▸ **Description of the task**
Gather all lines containing the string "JSON" and copy them out.

▸ **Raw records**

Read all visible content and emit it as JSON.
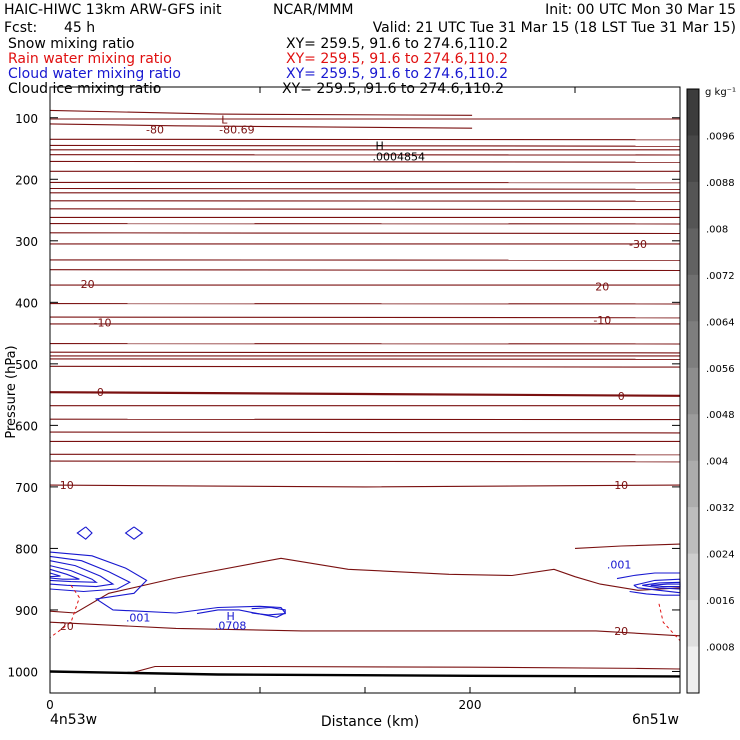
{
  "header": {
    "model": "HAIC-HIWC 13km ARW-GFS init",
    "org": "NCAR/MMM",
    "init": "Init: 00 UTC Mon 30 Mar 15",
    "fcst_label": "Fcst:",
    "fcst_value": "45 h",
    "valid": "Valid: 21 UTC Tue 31 Mar 15 (18 LST Tue 31 Mar 15)"
  },
  "fields": [
    {
      "name": "Snow mixing ratio",
      "xy": "XY= 259.5, 91.6 to 274.6,110.2",
      "color": "#000000"
    },
    {
      "name": "Rain water mixing ratio",
      "xy": "XY= 259.5, 91.6 to 274.6,110.2",
      "color": "#e01010"
    },
    {
      "name": "Cloud water mixing ratio",
      "xy": "XY= 259.5, 91.6 to 274.6,110.2",
      "color": "#1818d0"
    },
    {
      "name": "Cloud ice mixing ratio",
      "xy": "XY= 259.5, 91.6 to 274.6,110.2",
      "color": "#000000"
    }
  ],
  "chart_data": {
    "type": "cross-section contour",
    "xlabel": "Distance (km)",
    "ylabel": "Pressure (hPa)",
    "x_ticks": [
      0,
      200
    ],
    "x_range_km": [
      0,
      300
    ],
    "y_ticks": [
      100,
      200,
      300,
      400,
      500,
      600,
      700,
      800,
      900,
      1000
    ],
    "y_range_hpa": [
      50,
      1035
    ],
    "y_scale": "linear, inverted",
    "left_endpoint": "4n53w",
    "right_endpoint": "6n51w",
    "temperature_contour_labels": [
      {
        "text": "-80",
        "x": 50,
        "p": 119
      },
      {
        "text": "-80.69",
        "x": 89,
        "p": 119
      },
      {
        "text": "L",
        "x": 83,
        "p": 103
      },
      {
        "text": "-30",
        "x": 280,
        "p": 305
      },
      {
        "text": "-20",
        "x": 17,
        "p": 370
      },
      {
        "text": "20",
        "x": 263,
        "p": 374
      },
      {
        "text": "-10",
        "x": 25,
        "p": 433
      },
      {
        "text": "-10",
        "x": 263,
        "p": 429
      },
      {
        "text": "0",
        "x": 24,
        "p": 546
      },
      {
        "text": "0",
        "x": 272,
        "p": 552
      },
      {
        "text": "10",
        "x": 8,
        "p": 697
      },
      {
        "text": "10",
        "x": 272,
        "p": 697
      },
      {
        "text": "20",
        "x": 8,
        "p": 926
      },
      {
        "text": "20",
        "x": 272,
        "p": 934
      }
    ],
    "maximum_marker": {
      "symbol": "H",
      "value": ".0004854",
      "x": 155,
      "p": 155
    },
    "cloud_water_labels": [
      {
        "text": ".001",
        "x": 42,
        "p": 912
      },
      {
        "text": "H",
        "x": 86,
        "p": 910
      },
      {
        "text": ".0708",
        "x": 86,
        "p": 925
      },
      {
        "text": ".001",
        "x": 271,
        "p": 826
      }
    ],
    "colorbar": {
      "unit": "g kg⁻¹",
      "ticks": [
        ".0096",
        ".0088",
        ".008",
        ".0072",
        ".0064",
        ".0056",
        ".0048",
        ".004",
        ".0032",
        ".0024",
        ".0016",
        ".0008"
      ],
      "colors": [
        "#3c3c3c",
        "#484848",
        "#555555",
        "#626262",
        "#707070",
        "#7e7e7e",
        "#8d8d8d",
        "#9c9c9c",
        "#acacac",
        "#bcbcbc",
        "#cdcdcd",
        "#dedede",
        "#efefef"
      ]
    }
  }
}
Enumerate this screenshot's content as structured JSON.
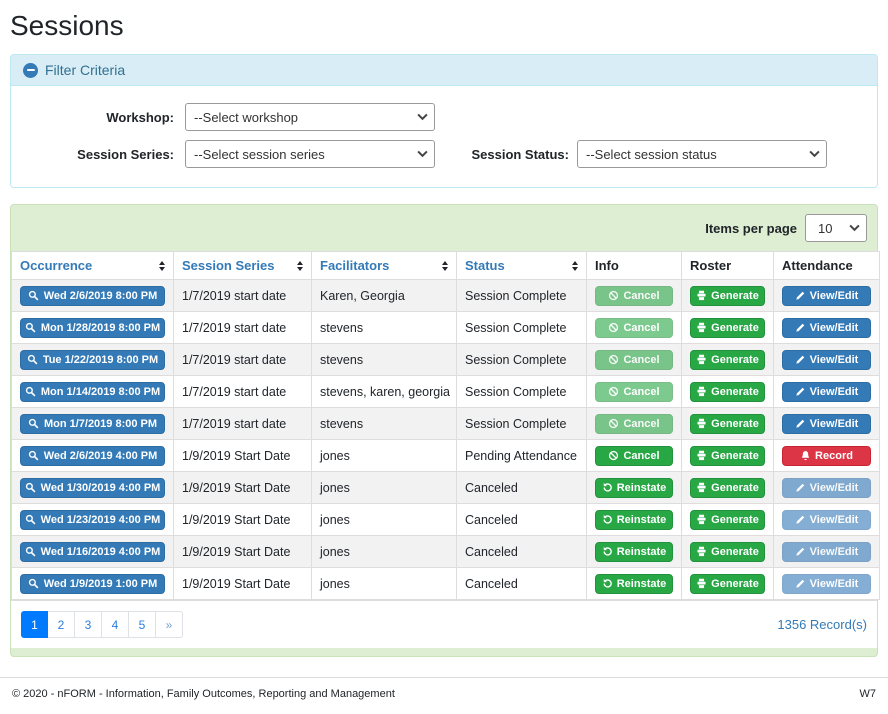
{
  "page": {
    "title": "Sessions"
  },
  "filter_panel": {
    "title": "Filter Criteria",
    "workshop": {
      "label": "Workshop:",
      "selected": "--Select workshop"
    },
    "session_series": {
      "label": "Session Series:",
      "selected": "--Select session series"
    },
    "session_status": {
      "label": "Session Status:",
      "selected": "--Select session status"
    }
  },
  "table": {
    "items_per_page": {
      "label": "Items per page",
      "selected": "10"
    },
    "columns": [
      {
        "label": "Occurrence",
        "sortable": true
      },
      {
        "label": "Session Series",
        "sortable": true
      },
      {
        "label": "Facilitators",
        "sortable": true
      },
      {
        "label": "Status",
        "sortable": true
      },
      {
        "label": "Info",
        "sortable": false
      },
      {
        "label": "Roster",
        "sortable": false
      },
      {
        "label": "Attendance",
        "sortable": false
      }
    ],
    "rows": [
      {
        "occurrence": "Wed 2/6/2019 8:00 PM",
        "session_series": "1/7/2019 start date",
        "facilitators": "Karen, Georgia",
        "status": "Session Complete",
        "info": {
          "label": "Cancel",
          "icon": "ban",
          "color": "green",
          "disabled": true
        },
        "roster": {
          "label": "Generate",
          "icon": "print",
          "color": "green",
          "disabled": false
        },
        "attendance": {
          "label": "View/Edit",
          "icon": "pencil",
          "color": "blue",
          "disabled": false
        }
      },
      {
        "occurrence": "Mon 1/28/2019 8:00 PM",
        "session_series": "1/7/2019 start date",
        "facilitators": "stevens",
        "status": "Session Complete",
        "info": {
          "label": "Cancel",
          "icon": "ban",
          "color": "green",
          "disabled": true
        },
        "roster": {
          "label": "Generate",
          "icon": "print",
          "color": "green",
          "disabled": false
        },
        "attendance": {
          "label": "View/Edit",
          "icon": "pencil",
          "color": "blue",
          "disabled": false
        }
      },
      {
        "occurrence": "Tue 1/22/2019 8:00 PM",
        "session_series": "1/7/2019 start date",
        "facilitators": "stevens",
        "status": "Session Complete",
        "info": {
          "label": "Cancel",
          "icon": "ban",
          "color": "green",
          "disabled": true
        },
        "roster": {
          "label": "Generate",
          "icon": "print",
          "color": "green",
          "disabled": false
        },
        "attendance": {
          "label": "View/Edit",
          "icon": "pencil",
          "color": "blue",
          "disabled": false
        }
      },
      {
        "occurrence": "Mon 1/14/2019 8:00 PM",
        "session_series": "1/7/2019 start date",
        "facilitators": "stevens, karen, georgia",
        "status": "Session Complete",
        "info": {
          "label": "Cancel",
          "icon": "ban",
          "color": "green",
          "disabled": true
        },
        "roster": {
          "label": "Generate",
          "icon": "print",
          "color": "green",
          "disabled": false
        },
        "attendance": {
          "label": "View/Edit",
          "icon": "pencil",
          "color": "blue",
          "disabled": false
        }
      },
      {
        "occurrence": "Mon 1/7/2019 8:00 PM",
        "session_series": "1/7/2019 start date",
        "facilitators": "stevens",
        "status": "Session Complete",
        "info": {
          "label": "Cancel",
          "icon": "ban",
          "color": "green",
          "disabled": true
        },
        "roster": {
          "label": "Generate",
          "icon": "print",
          "color": "green",
          "disabled": false
        },
        "attendance": {
          "label": "View/Edit",
          "icon": "pencil",
          "color": "blue",
          "disabled": false
        }
      },
      {
        "occurrence": "Wed 2/6/2019 4:00 PM",
        "session_series": "1/9/2019 Start Date",
        "facilitators": "jones",
        "status": "Pending Attendance",
        "info": {
          "label": "Cancel",
          "icon": "ban",
          "color": "green",
          "disabled": false
        },
        "roster": {
          "label": "Generate",
          "icon": "print",
          "color": "green",
          "disabled": false
        },
        "attendance": {
          "label": "Record",
          "icon": "bell",
          "color": "red",
          "disabled": false
        }
      },
      {
        "occurrence": "Wed 1/30/2019 4:00 PM",
        "session_series": "1/9/2019 Start Date",
        "facilitators": "jones",
        "status": "Canceled",
        "info": {
          "label": "Reinstate",
          "icon": "undo",
          "color": "green",
          "disabled": false
        },
        "roster": {
          "label": "Generate",
          "icon": "print",
          "color": "green",
          "disabled": false
        },
        "attendance": {
          "label": "View/Edit",
          "icon": "pencil",
          "color": "blue",
          "disabled": true
        }
      },
      {
        "occurrence": "Wed 1/23/2019 4:00 PM",
        "session_series": "1/9/2019 Start Date",
        "facilitators": "jones",
        "status": "Canceled",
        "info": {
          "label": "Reinstate",
          "icon": "undo",
          "color": "green",
          "disabled": false
        },
        "roster": {
          "label": "Generate",
          "icon": "print",
          "color": "green",
          "disabled": false
        },
        "attendance": {
          "label": "View/Edit",
          "icon": "pencil",
          "color": "blue",
          "disabled": true
        }
      },
      {
        "occurrence": "Wed 1/16/2019 4:00 PM",
        "session_series": "1/9/2019 Start Date",
        "facilitators": "jones",
        "status": "Canceled",
        "info": {
          "label": "Reinstate",
          "icon": "undo",
          "color": "green",
          "disabled": false
        },
        "roster": {
          "label": "Generate",
          "icon": "print",
          "color": "green",
          "disabled": false
        },
        "attendance": {
          "label": "View/Edit",
          "icon": "pencil",
          "color": "blue",
          "disabled": true
        }
      },
      {
        "occurrence": "Wed 1/9/2019 1:00 PM",
        "session_series": "1/9/2019 Start Date",
        "facilitators": "jones",
        "status": "Canceled",
        "info": {
          "label": "Reinstate",
          "icon": "undo",
          "color": "green",
          "disabled": false
        },
        "roster": {
          "label": "Generate",
          "icon": "print",
          "color": "green",
          "disabled": false
        },
        "attendance": {
          "label": "View/Edit",
          "icon": "pencil",
          "color": "blue",
          "disabled": true
        }
      }
    ],
    "pagination": {
      "pages": [
        "1",
        "2",
        "3",
        "4",
        "5",
        "»"
      ],
      "active": "1"
    },
    "record_count": "1356 Record(s)"
  },
  "footer": {
    "copyright": "© 2020 - nFORM - Information, Family Outcomes, Reporting and Management",
    "code": "W7"
  },
  "colors": {
    "primary_blue": "#337ab7",
    "success_green": "#28a745",
    "danger_red": "#dc3545",
    "info_header_bg": "#d9edf7",
    "grid_panel_bg": "#ddeed3",
    "pagination_active": "#007bff"
  }
}
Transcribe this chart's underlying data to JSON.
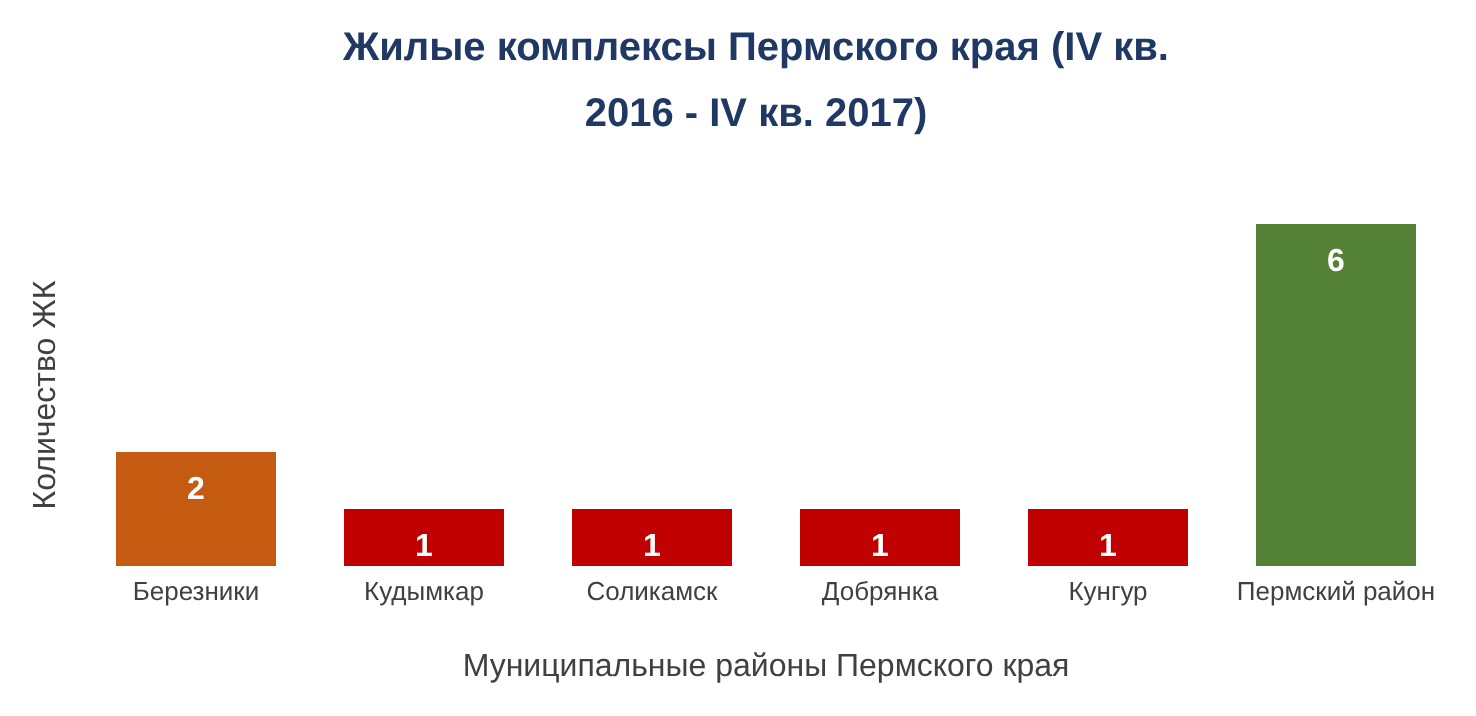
{
  "chart_data": {
    "type": "bar",
    "title": "Жилые комплексы Пермского края (IV кв. 2016 - IV кв. 2017)",
    "xlabel": "Муниципальные районы Пермского края",
    "ylabel": "Количество ЖК",
    "categories": [
      "Березники",
      "Кудымкар",
      "Соликамск",
      "Добрянка",
      "Кунгур",
      "Пермский район"
    ],
    "values": [
      2,
      1,
      1,
      1,
      1,
      6
    ],
    "colors": [
      "#c55a11",
      "#c00000",
      "#c00000",
      "#c00000",
      "#c00000",
      "#538135"
    ],
    "data_labels": true
  }
}
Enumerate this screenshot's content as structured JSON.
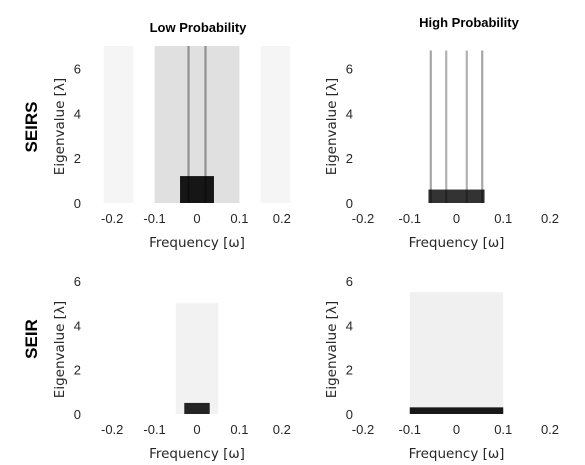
{
  "column_titles": [
    "Low Probability",
    "High Probability"
  ],
  "row_labels": [
    "SEIRS",
    "SEIR"
  ],
  "chart_data": [
    {
      "type": "heatmap",
      "row": "SEIRS",
      "column": "Low Probability",
      "xlabel": "Frequency [ω]",
      "ylabel": "Eigenvalue [λ]",
      "xlim": [
        -0.25,
        0.25
      ],
      "ylim": [
        0,
        7
      ],
      "x_ticks": [
        -0.2,
        -0.1,
        0,
        0.1,
        0.2
      ],
      "x_tick_labels": [
        "-0.2",
        "-0.1",
        "0",
        "0.1",
        "0.2"
      ],
      "y_ticks": [
        0,
        2,
        4,
        6
      ],
      "y_tick_labels": [
        "0",
        "2",
        "4",
        "6"
      ],
      "colormap": "gray-reversed",
      "features": [
        {
          "description": "dense band",
          "x_range": [
            -0.1,
            0.1
          ],
          "y_range": [
            0,
            7
          ],
          "intensity": 0.12
        },
        {
          "description": "bright line",
          "x": -0.02,
          "y_range": [
            0,
            7
          ],
          "intensity": 0.35
        },
        {
          "description": "bright line",
          "x": 0.02,
          "y_range": [
            0,
            7
          ],
          "intensity": 0.35
        },
        {
          "description": "concentrated low eigenvalues",
          "x_range": [
            -0.04,
            0.04
          ],
          "y_range": [
            0,
            1.2
          ],
          "intensity": 0.9
        },
        {
          "description": "faint side band",
          "x_range": [
            -0.22,
            -0.15
          ],
          "y_range": [
            0,
            7
          ],
          "intensity": 0.04
        },
        {
          "description": "faint side band",
          "x_range": [
            0.15,
            0.22
          ],
          "y_range": [
            0,
            7
          ],
          "intensity": 0.04
        }
      ]
    },
    {
      "type": "heatmap",
      "row": "SEIRS",
      "column": "High Probability",
      "xlabel": "Frequency [ω]",
      "ylabel": "Eigenvalue [λ]",
      "xlim": [
        -0.2,
        0.2
      ],
      "ylim": [
        0,
        7
      ],
      "x_ticks": [
        -0.2,
        -0.1,
        0,
        0.1,
        0.2
      ],
      "x_tick_labels": [
        "-0.2",
        "-0.1",
        "0",
        "0.1",
        "0.2"
      ],
      "y_ticks": [
        0,
        2,
        4,
        6
      ],
      "y_tick_labels": [
        "0",
        "2",
        "4",
        "6"
      ],
      "colormap": "gray-reversed",
      "features": [
        {
          "description": "bright line",
          "x": -0.055,
          "y_range": [
            0,
            6.8
          ],
          "intensity": 0.35
        },
        {
          "description": "bright line",
          "x": -0.022,
          "y_range": [
            0,
            6.8
          ],
          "intensity": 0.3
        },
        {
          "description": "bright line",
          "x": 0.022,
          "y_range": [
            0,
            6.8
          ],
          "intensity": 0.3
        },
        {
          "description": "bright line",
          "x": 0.055,
          "y_range": [
            0,
            6.8
          ],
          "intensity": 0.35
        },
        {
          "description": "concentrated low eigenvalues",
          "x_range": [
            -0.06,
            0.06
          ],
          "y_range": [
            0,
            0.6
          ],
          "intensity": 0.8
        }
      ]
    },
    {
      "type": "heatmap",
      "row": "SEIR",
      "column": "Low Probability",
      "xlabel": "Frequency [ω]",
      "ylabel": "Eigenvalue [λ]",
      "xlim": [
        -0.25,
        0.25
      ],
      "ylim": [
        0,
        6
      ],
      "x_ticks": [
        -0.2,
        -0.1,
        0,
        0.1,
        0.2
      ],
      "x_tick_labels": [
        "-0.2",
        "-0.1",
        "0",
        "0.1",
        "0.2"
      ],
      "y_ticks": [
        0,
        2,
        4,
        6
      ],
      "y_tick_labels": [
        "0",
        "2",
        "4",
        "6"
      ],
      "colormap": "gray-reversed",
      "features": [
        {
          "description": "faint band",
          "x_range": [
            -0.05,
            0.05
          ],
          "y_range": [
            0,
            5
          ],
          "intensity": 0.05
        },
        {
          "description": "concentrated low eigenvalues",
          "x_range": [
            -0.03,
            0.03
          ],
          "y_range": [
            0,
            0.5
          ],
          "intensity": 0.85
        }
      ]
    },
    {
      "type": "heatmap",
      "row": "SEIR",
      "column": "High Probability",
      "xlabel": "Frequency [ω]",
      "ylabel": "Eigenvalue [λ]",
      "xlim": [
        -0.2,
        0.2
      ],
      "ylim": [
        0,
        6
      ],
      "x_ticks": [
        -0.2,
        -0.1,
        0,
        0.1,
        0.2
      ],
      "x_tick_labels": [
        "-0.2",
        "-0.1",
        "0",
        "0.1",
        "0.2"
      ],
      "y_ticks": [
        0,
        2,
        4,
        6
      ],
      "y_tick_labels": [
        "0",
        "2",
        "4",
        "6"
      ],
      "colormap": "gray-reversed",
      "features": [
        {
          "description": "faint wide band",
          "x_range": [
            -0.1,
            0.1
          ],
          "y_range": [
            0,
            5.5
          ],
          "intensity": 0.06
        },
        {
          "description": "concentrated low eigenvalues",
          "x_range": [
            -0.1,
            0.1
          ],
          "y_range": [
            0,
            0.3
          ],
          "intensity": 0.9
        }
      ]
    }
  ]
}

▸ **The response**
Read all visible content and emit it as JSON.
Enumerate this screenshot's content as structured JSON.
Transcribe this chart's underlying data to JSON.
Enumerate this screenshot's content as structured JSON.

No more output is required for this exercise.